# start of Stored rows
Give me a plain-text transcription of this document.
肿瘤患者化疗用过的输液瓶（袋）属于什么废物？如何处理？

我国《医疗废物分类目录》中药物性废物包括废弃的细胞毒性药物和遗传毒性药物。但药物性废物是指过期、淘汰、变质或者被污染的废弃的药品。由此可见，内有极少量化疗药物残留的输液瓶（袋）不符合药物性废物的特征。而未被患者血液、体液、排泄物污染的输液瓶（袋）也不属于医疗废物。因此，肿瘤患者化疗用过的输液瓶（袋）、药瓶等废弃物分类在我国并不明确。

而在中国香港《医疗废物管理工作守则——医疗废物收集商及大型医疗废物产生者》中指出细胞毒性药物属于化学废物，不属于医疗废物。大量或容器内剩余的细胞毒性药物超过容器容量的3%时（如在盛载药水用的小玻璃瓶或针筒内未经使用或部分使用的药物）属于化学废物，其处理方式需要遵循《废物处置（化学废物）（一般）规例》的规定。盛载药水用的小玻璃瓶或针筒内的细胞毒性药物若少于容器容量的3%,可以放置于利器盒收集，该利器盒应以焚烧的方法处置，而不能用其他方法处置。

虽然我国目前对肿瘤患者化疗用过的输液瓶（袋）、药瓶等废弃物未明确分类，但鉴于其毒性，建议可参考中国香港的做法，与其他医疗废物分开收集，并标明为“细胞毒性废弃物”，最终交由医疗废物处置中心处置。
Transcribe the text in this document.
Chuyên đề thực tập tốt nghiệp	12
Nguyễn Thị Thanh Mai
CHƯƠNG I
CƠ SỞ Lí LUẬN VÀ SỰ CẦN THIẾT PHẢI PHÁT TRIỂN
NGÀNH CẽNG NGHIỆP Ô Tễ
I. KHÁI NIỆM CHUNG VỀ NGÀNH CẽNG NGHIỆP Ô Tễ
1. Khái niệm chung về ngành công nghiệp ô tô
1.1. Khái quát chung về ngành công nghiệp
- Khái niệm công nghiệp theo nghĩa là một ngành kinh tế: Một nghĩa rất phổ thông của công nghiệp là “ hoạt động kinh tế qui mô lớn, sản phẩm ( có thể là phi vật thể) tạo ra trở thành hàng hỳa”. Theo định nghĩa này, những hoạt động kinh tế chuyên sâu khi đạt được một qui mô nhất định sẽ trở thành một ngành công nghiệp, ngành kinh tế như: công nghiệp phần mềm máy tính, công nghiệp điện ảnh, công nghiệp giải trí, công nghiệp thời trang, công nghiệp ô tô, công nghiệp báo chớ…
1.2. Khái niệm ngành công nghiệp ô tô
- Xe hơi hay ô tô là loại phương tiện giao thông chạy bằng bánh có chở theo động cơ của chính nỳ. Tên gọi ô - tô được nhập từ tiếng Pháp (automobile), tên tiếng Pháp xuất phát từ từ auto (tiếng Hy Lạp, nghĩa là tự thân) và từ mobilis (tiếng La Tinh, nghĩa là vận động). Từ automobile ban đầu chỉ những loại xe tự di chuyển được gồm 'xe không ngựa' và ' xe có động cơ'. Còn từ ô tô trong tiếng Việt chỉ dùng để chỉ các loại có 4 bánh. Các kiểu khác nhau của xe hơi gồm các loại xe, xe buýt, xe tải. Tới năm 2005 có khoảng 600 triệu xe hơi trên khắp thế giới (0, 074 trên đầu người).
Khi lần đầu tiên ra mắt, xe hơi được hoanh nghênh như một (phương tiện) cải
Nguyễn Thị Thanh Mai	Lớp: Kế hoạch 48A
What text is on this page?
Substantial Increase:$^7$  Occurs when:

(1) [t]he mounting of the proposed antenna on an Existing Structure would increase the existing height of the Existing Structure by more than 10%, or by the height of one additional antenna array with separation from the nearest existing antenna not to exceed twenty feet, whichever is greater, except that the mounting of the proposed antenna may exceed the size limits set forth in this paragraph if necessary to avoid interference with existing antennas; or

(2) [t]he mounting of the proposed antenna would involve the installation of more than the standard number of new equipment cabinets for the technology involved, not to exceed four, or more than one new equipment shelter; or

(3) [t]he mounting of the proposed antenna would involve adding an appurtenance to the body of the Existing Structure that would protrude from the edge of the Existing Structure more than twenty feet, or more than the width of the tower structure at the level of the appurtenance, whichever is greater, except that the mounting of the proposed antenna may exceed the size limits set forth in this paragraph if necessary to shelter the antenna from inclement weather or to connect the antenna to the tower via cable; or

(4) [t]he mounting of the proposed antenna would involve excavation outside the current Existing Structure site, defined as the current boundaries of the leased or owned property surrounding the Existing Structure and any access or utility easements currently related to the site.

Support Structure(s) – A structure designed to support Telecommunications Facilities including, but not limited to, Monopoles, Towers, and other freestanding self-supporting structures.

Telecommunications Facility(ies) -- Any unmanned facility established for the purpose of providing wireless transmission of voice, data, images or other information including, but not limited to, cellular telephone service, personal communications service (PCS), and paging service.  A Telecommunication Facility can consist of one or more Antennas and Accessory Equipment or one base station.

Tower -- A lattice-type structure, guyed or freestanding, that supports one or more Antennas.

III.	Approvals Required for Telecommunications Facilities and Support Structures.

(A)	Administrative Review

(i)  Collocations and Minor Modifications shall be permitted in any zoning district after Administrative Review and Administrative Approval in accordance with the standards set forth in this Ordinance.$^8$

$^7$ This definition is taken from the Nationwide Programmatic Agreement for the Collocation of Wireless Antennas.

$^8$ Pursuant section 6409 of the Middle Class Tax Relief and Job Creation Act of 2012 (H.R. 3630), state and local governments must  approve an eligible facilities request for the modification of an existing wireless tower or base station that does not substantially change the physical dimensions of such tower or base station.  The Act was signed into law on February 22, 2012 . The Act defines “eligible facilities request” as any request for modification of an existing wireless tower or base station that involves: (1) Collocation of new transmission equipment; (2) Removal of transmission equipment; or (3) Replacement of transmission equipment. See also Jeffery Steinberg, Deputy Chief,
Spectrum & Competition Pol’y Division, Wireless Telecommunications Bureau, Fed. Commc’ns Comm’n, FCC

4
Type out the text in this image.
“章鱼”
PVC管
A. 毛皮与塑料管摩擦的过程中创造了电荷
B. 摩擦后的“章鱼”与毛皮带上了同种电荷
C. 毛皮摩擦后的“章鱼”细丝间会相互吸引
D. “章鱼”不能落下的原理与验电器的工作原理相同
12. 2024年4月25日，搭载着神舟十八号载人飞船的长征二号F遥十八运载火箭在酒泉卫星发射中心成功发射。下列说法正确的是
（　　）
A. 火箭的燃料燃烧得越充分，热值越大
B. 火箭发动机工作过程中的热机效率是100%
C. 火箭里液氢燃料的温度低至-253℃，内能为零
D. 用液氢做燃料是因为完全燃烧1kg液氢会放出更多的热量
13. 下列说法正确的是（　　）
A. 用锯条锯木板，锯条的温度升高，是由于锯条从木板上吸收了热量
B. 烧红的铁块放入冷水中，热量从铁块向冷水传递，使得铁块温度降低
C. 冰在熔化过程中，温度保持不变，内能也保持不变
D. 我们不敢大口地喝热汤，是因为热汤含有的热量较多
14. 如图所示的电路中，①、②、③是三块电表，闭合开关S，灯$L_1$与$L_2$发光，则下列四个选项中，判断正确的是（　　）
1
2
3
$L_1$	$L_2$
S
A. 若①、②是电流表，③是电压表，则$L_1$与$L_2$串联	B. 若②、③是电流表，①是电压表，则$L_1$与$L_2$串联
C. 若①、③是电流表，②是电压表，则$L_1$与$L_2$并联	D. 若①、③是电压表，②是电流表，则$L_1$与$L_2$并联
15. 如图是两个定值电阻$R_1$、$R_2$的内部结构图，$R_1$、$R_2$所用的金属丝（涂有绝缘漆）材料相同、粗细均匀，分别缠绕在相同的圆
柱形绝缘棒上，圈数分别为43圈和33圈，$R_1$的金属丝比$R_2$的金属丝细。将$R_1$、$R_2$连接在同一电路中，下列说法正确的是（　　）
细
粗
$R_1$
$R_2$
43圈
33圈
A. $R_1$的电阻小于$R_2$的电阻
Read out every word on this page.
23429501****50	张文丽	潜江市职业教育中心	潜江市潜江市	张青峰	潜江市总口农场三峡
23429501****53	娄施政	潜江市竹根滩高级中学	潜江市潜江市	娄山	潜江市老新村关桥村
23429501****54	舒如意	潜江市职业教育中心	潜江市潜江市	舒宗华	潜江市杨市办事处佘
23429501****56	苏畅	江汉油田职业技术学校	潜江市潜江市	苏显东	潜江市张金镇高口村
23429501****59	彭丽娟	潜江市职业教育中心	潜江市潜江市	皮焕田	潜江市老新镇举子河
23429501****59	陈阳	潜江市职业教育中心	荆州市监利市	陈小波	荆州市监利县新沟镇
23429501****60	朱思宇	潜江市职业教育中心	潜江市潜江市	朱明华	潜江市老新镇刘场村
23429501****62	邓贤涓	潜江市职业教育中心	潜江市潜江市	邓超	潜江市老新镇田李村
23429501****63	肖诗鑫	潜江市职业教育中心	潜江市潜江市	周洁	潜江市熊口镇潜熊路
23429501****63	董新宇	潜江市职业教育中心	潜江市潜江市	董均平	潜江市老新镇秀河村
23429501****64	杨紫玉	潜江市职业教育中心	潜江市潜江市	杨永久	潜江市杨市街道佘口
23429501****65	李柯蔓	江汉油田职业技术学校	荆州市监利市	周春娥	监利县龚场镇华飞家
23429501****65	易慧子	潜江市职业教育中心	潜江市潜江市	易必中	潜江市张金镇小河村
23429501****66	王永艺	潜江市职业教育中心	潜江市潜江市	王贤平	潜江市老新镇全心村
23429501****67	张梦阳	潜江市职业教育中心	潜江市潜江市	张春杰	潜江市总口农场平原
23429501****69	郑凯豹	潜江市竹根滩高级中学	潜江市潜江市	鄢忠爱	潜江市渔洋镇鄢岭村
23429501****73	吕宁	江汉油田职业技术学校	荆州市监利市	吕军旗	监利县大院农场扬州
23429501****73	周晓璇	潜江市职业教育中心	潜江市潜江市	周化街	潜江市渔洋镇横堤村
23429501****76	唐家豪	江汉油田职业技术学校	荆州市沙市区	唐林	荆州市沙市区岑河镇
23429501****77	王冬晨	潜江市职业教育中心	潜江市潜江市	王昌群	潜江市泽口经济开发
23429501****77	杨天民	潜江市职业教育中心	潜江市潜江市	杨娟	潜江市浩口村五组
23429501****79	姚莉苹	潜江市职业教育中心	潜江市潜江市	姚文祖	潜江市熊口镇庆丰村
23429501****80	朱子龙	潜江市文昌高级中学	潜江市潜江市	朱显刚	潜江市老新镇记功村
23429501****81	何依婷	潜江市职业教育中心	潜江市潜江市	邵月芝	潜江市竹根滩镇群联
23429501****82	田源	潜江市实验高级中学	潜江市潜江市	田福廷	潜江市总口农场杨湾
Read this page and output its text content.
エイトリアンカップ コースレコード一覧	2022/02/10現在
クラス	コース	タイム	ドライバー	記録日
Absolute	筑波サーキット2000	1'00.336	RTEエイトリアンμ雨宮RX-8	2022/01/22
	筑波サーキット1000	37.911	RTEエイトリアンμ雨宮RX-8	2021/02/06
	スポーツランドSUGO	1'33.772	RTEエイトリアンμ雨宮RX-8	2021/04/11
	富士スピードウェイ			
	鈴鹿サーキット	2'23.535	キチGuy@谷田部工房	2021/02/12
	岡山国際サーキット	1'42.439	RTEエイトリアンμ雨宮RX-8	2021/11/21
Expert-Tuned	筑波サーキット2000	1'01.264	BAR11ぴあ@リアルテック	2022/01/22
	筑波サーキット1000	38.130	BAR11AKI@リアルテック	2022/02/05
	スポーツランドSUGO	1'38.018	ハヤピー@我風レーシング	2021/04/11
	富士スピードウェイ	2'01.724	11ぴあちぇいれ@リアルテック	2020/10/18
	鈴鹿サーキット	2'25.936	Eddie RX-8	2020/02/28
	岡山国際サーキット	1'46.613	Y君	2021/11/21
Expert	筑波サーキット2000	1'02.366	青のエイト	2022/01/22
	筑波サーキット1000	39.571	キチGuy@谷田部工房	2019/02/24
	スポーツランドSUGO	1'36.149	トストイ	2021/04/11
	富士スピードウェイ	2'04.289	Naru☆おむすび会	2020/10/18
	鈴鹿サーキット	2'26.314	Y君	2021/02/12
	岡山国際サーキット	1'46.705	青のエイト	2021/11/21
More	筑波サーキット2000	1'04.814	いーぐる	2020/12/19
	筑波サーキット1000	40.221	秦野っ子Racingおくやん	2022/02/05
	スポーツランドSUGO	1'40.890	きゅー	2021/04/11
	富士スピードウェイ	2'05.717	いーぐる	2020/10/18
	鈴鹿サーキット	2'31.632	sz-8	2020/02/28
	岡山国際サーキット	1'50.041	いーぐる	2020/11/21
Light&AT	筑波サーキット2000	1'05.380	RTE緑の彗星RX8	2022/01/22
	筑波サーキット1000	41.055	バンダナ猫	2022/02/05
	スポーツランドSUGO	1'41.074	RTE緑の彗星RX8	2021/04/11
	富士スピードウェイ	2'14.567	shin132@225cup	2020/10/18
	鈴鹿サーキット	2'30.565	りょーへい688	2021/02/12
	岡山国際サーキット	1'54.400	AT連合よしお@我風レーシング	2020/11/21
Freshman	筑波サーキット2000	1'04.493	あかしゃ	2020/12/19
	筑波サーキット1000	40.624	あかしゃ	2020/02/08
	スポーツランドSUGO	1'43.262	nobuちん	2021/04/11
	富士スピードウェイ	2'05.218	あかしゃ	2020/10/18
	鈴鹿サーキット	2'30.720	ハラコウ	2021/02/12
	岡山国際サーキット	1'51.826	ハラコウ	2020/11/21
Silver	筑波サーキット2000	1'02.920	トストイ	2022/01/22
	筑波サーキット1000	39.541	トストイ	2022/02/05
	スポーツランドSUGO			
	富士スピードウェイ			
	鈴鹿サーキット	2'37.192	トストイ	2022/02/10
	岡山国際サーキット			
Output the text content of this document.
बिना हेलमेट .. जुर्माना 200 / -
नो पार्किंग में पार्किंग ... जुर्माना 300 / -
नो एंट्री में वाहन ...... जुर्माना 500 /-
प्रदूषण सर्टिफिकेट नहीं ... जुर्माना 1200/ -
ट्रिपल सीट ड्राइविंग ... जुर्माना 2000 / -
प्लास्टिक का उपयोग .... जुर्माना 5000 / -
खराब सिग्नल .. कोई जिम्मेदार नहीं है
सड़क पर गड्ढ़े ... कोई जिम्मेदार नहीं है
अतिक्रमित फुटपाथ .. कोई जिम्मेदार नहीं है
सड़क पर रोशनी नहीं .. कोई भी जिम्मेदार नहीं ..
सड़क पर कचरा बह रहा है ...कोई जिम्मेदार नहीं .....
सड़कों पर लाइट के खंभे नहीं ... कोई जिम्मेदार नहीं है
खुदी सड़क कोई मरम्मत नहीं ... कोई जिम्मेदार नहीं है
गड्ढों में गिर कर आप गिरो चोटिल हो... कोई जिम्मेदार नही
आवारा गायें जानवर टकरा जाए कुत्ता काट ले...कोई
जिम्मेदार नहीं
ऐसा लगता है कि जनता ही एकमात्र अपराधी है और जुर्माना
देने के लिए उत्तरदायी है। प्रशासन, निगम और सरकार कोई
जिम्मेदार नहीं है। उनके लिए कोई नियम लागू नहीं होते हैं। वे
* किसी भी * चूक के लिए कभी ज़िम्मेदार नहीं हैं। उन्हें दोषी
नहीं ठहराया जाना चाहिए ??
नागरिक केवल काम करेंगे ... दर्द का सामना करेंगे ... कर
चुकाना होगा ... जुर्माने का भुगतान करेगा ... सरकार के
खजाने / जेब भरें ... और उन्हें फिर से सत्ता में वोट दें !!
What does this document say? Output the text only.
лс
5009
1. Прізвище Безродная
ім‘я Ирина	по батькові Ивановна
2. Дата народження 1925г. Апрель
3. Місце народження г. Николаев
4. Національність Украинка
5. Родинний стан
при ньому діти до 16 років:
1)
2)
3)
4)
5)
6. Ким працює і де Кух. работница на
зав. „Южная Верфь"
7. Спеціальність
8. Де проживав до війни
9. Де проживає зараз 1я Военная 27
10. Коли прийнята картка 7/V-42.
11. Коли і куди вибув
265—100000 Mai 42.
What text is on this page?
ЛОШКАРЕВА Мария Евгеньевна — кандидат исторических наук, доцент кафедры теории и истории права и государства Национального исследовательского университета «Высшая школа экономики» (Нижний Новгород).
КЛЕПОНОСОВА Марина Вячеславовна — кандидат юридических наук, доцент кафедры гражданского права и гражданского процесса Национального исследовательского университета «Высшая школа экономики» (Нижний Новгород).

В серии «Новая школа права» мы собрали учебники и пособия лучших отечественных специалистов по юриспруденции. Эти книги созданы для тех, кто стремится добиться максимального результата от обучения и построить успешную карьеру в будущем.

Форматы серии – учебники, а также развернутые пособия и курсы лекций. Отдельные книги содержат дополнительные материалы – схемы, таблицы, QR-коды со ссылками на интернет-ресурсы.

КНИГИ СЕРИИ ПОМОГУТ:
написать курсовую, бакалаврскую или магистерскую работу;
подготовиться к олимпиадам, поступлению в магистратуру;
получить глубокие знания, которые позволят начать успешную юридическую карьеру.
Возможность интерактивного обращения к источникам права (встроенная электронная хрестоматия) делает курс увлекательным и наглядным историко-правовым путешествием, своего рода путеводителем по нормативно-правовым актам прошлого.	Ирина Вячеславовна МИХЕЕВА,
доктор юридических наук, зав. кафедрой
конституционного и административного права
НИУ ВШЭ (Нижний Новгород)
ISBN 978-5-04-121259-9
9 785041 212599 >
# end of Stored rows
Look through the listing and extract every line with "доцент" in it.

Answer to this exercise:
ЛОШКАРЕВА Мария Евгеньевна — кандидат исторических наук, доцент кафедры теории и истории права и государства Национального исследовательского университета «Высшая школа экономики» (Нижний Новгород).
КЛЕПОНОСОВА Марина Вячеславовна — кандидат юридических наук, доцент кафедры гражданского права и гражданского процесса Национального исследовательского университета «Высшая школа экономики» (Нижний Новгород).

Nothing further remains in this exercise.